The request: Write out the entries verbatim and leave the images out of the copy.

-=-=-=-=-

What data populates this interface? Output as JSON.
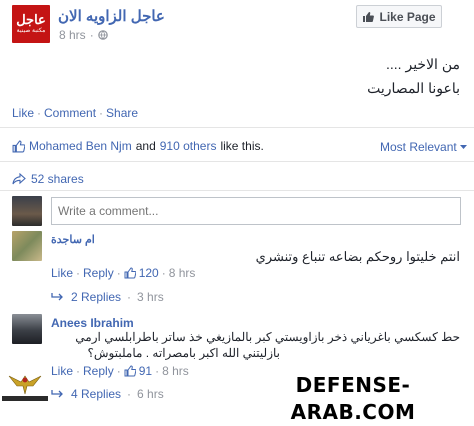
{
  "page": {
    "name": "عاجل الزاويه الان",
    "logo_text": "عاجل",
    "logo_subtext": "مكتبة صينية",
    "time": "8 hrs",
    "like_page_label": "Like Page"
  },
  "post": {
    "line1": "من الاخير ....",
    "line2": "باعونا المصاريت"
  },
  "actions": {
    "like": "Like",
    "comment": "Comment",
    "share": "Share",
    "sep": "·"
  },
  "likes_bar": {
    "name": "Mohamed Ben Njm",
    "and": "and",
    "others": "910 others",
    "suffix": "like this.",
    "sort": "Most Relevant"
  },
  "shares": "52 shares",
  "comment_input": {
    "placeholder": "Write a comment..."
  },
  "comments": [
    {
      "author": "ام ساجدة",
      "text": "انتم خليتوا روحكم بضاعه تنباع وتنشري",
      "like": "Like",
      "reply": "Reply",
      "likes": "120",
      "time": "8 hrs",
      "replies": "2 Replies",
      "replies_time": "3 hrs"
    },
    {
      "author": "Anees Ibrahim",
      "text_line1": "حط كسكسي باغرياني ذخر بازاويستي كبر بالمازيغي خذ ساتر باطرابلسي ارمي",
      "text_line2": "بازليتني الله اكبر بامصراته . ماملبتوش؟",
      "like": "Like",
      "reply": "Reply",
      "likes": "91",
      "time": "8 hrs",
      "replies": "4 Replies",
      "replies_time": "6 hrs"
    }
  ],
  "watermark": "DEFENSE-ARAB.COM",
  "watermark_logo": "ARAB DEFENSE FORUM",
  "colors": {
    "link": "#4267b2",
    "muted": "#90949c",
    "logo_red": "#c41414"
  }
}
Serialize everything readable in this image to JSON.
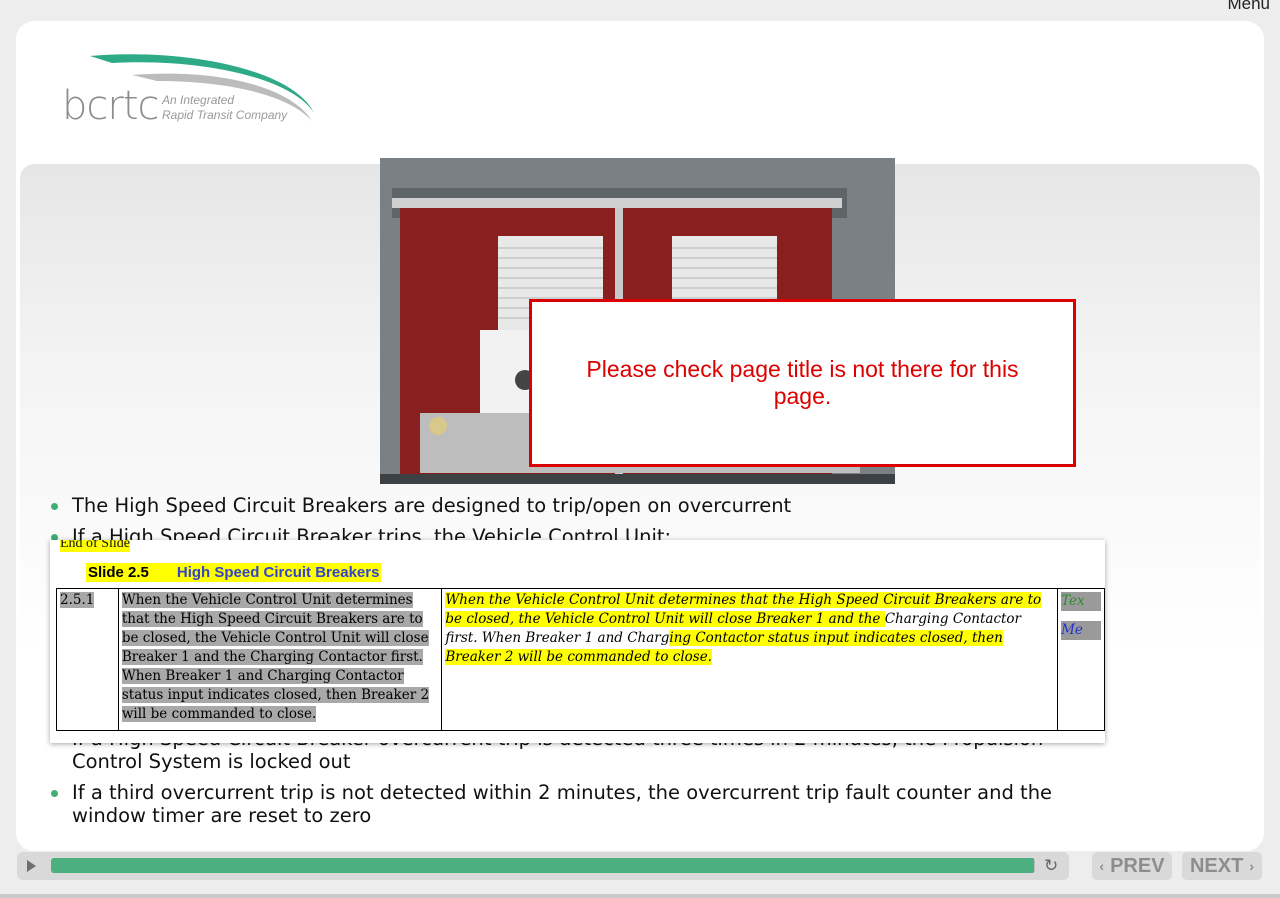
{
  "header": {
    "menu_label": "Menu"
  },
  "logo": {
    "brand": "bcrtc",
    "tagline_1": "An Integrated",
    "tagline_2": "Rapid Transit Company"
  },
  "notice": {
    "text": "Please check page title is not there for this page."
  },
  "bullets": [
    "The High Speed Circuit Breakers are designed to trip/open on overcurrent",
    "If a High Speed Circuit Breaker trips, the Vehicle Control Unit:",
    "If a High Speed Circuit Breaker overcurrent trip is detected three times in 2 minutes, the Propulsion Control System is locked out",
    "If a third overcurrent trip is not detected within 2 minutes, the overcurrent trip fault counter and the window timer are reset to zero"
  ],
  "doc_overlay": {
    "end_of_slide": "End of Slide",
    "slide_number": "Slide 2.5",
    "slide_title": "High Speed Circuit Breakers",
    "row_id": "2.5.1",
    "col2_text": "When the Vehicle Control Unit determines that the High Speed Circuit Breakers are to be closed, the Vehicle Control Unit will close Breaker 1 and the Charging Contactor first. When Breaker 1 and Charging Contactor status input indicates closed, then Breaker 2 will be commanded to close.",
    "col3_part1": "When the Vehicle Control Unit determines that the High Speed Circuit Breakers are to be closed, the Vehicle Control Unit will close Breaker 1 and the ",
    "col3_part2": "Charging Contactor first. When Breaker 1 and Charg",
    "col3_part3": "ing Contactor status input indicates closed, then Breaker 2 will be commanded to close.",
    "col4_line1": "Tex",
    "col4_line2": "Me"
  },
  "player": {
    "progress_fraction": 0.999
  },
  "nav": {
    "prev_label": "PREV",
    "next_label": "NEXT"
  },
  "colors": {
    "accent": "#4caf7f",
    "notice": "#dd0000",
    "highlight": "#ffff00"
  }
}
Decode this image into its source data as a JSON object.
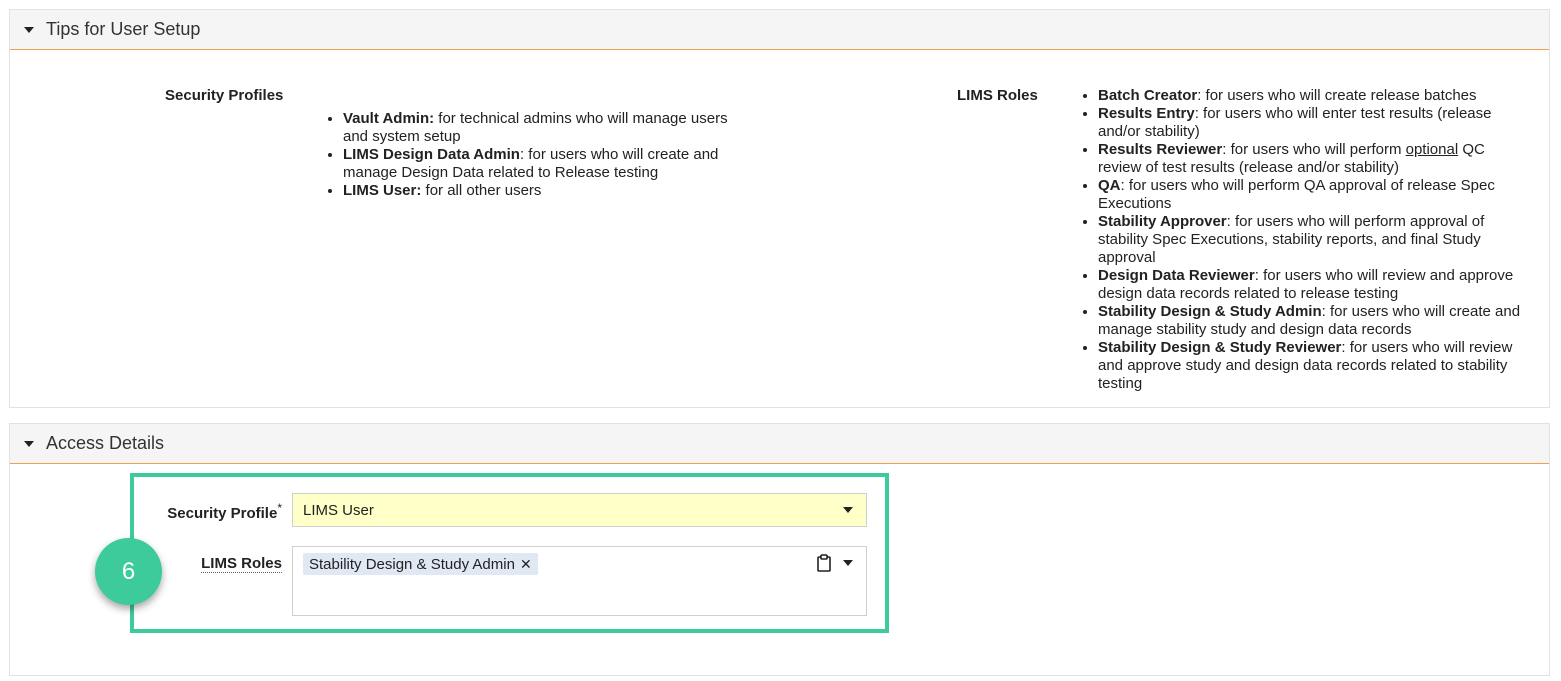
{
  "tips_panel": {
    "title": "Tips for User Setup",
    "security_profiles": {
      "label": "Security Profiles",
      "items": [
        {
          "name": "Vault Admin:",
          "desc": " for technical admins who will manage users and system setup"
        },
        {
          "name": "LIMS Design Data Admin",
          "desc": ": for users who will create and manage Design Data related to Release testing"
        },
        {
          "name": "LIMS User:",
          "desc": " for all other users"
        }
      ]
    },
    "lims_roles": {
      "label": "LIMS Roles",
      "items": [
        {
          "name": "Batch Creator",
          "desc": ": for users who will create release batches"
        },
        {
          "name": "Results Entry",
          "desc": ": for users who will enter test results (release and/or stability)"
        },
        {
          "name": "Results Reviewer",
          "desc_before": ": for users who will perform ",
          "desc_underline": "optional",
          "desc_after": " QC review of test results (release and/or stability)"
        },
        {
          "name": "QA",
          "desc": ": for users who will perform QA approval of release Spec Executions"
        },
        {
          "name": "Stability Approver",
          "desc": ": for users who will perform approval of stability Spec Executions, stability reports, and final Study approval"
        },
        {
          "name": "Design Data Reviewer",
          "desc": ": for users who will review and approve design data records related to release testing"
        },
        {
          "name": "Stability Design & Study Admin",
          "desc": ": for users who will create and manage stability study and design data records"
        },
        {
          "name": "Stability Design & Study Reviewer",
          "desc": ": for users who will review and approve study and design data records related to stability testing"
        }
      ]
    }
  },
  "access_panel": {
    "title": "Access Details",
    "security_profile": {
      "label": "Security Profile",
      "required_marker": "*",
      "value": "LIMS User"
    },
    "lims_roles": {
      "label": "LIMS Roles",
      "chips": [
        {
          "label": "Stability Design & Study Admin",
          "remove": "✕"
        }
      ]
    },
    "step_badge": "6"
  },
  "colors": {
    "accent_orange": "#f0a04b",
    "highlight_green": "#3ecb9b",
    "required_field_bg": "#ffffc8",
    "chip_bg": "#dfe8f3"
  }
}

-=-=-=-=-

Output for this exercise:
What data populates this interface? Output as JSON.
{
  "page": {
    "name": "عاجل الزاويه الان",
    "logo_text": "عاجل",
    "logo_subtext": "مكتبة صينية",
    "time": "8 hrs",
    "like_page_label": "Like Page"
  },
  "post": {
    "line1": "من الاخير ....",
    "line2": "باعونا المصاريت"
  },
  "actions": {
    "like": "Like",
    "comment": "Comment",
    "share": "Share",
    "sep": "·"
  },
  "likes_bar": {
    "name": "Mohamed Ben Njm",
    "and": "and",
    "others": "910 others",
    "suffix": "like this.",
    "sort": "Most Relevant"
  },
  "shares": "52 shares",
  "comment_input": {
    "placeholder": "Write a comment..."
  },
  "comments": [
    {
      "author": "ام ساجدة",
      "text": "انتم خليتوا روحكم بضاعه تنباع وتنشري",
      "like": "Like",
      "reply": "Reply",
      "likes": "120",
      "time": "8 hrs",
      "replies": "2 Replies",
      "replies_time": "3 hrs"
    },
    {
      "author": "Anees Ibrahim",
      "text_line1": "حط كسكسي باغرياني ذخر بازاويستي كبر بالمازيغي خذ ساتر باطرابلسي ارمي",
      "text_line2": "بازليتني الله اكبر بامصراته . ماملبتوش؟",
      "like": "Like",
      "reply": "Reply",
      "likes": "91",
      "time": "8 hrs",
      "replies": "4 Replies",
      "replies_time": "6 hrs"
    }
  ],
  "watermark": "DEFENSE-ARAB.COM",
  "watermark_logo": "ARAB DEFENSE FORUM",
  "colors": {
    "link": "#4267b2",
    "muted": "#90949c",
    "logo_red": "#c41414"
  }
}
Serialize everything readable in this image to JSON.
{
  "header": {
    "menu_label": "Menu"
  },
  "logo": {
    "brand": "bcrtc",
    "tagline_1": "An Integrated",
    "tagline_2": "Rapid Transit Company"
  },
  "notice": {
    "text": "Please check page title is not there for this page."
  },
  "bullets": [
    "The High Speed Circuit Breakers are designed to trip/open on overcurrent",
    "If a High Speed Circuit Breaker trips, the Vehicle Control Unit:",
    "If a High Speed Circuit Breaker overcurrent trip is detected three times in 2 minutes, the Propulsion Control System is locked out",
    "If a third overcurrent trip is not detected within 2 minutes, the overcurrent trip fault counter and the window timer are reset to zero"
  ],
  "doc_overlay": {
    "end_of_slide": "End of Slide",
    "slide_number": "Slide 2.5",
    "slide_title": "High Speed Circuit Breakers",
    "row_id": "2.5.1",
    "col2_text": "When the Vehicle Control Unit determines that the High Speed Circuit Breakers are to be closed, the Vehicle Control Unit will close Breaker 1 and the Charging Contactor first. When Breaker 1 and Charging Contactor status input indicates closed, then Breaker 2 will be commanded to close.",
    "col3_part1": "When the Vehicle Control Unit determines that the High Speed Circuit Breakers are to be closed, the Vehicle Control Unit will close Breaker 1 and the ",
    "col3_part2": "Charging Contactor first. When Breaker 1 and Charg",
    "col3_part3": "ing Contactor status input indicates closed, then Breaker 2 will be commanded to close.",
    "col4_line1": "Tex",
    "col4_line2": "Me"
  },
  "player": {
    "progress_fraction": 0.999
  },
  "nav": {
    "prev_label": "PREV",
    "next_label": "NEXT"
  },
  "colors": {
    "accent": "#4caf7f",
    "notice": "#dd0000",
    "highlight": "#ffff00"
  }
}
Decode this image into its source data as a JSON object.
{
  "tips_panel": {
    "title": "Tips for User Setup",
    "security_profiles": {
      "label": "Security Profiles",
      "items": [
        {
          "name": "Vault Admin:",
          "desc": " for technical admins who will manage users and system setup"
        },
        {
          "name": "LIMS Design Data Admin",
          "desc": ": for users who will create and manage Design Data related to Release testing"
        },
        {
          "name": "LIMS User:",
          "desc": " for all other users"
        }
      ]
    },
    "lims_roles": {
      "label": "LIMS Roles",
      "items": [
        {
          "name": "Batch Creator",
          "desc": ": for users who will create release batches"
        },
        {
          "name": "Results Entry",
          "desc": ": for users who will enter test results (release and/or stability)"
        },
        {
          "name": "Results Reviewer",
          "desc_before": ": for users who will perform ",
          "desc_underline": "optional",
          "desc_after": " QC review of test results (release and/or stability)"
        },
        {
          "name": "QA",
          "desc": ": for users who will perform QA approval of release Spec Executions"
        },
        {
          "name": "Stability Approver",
          "desc": ": for users who will perform approval of stability Spec Executions, stability reports, and final Study approval"
        },
        {
          "name": "Design Data Reviewer",
          "desc": ": for users who will review and approve design data records related to release testing"
        },
        {
          "name": "Stability Design & Study Admin",
          "desc": ": for users who will create and manage stability study and design data records"
        },
        {
          "name": "Stability Design & Study Reviewer",
          "desc": ": for users who will review and approve study and design data records related to stability testing"
        }
      ]
    }
  },
  "access_panel": {
    "title": "Access Details",
    "security_profile": {
      "label": "Security Profile",
      "required_marker": "*",
      "value": "LIMS User"
    },
    "lims_roles": {
      "label": "LIMS Roles",
      "chips": [
        {
          "label": "Stability Design & Study Admin",
          "remove": "✕"
        }
      ]
    },
    "step_badge": "6"
  },
  "colors": {
    "accent_orange": "#f0a04b",
    "highlight_green": "#3ecb9b",
    "required_field_bg": "#ffffc8",
    "chip_bg": "#dfe8f3"
  }
}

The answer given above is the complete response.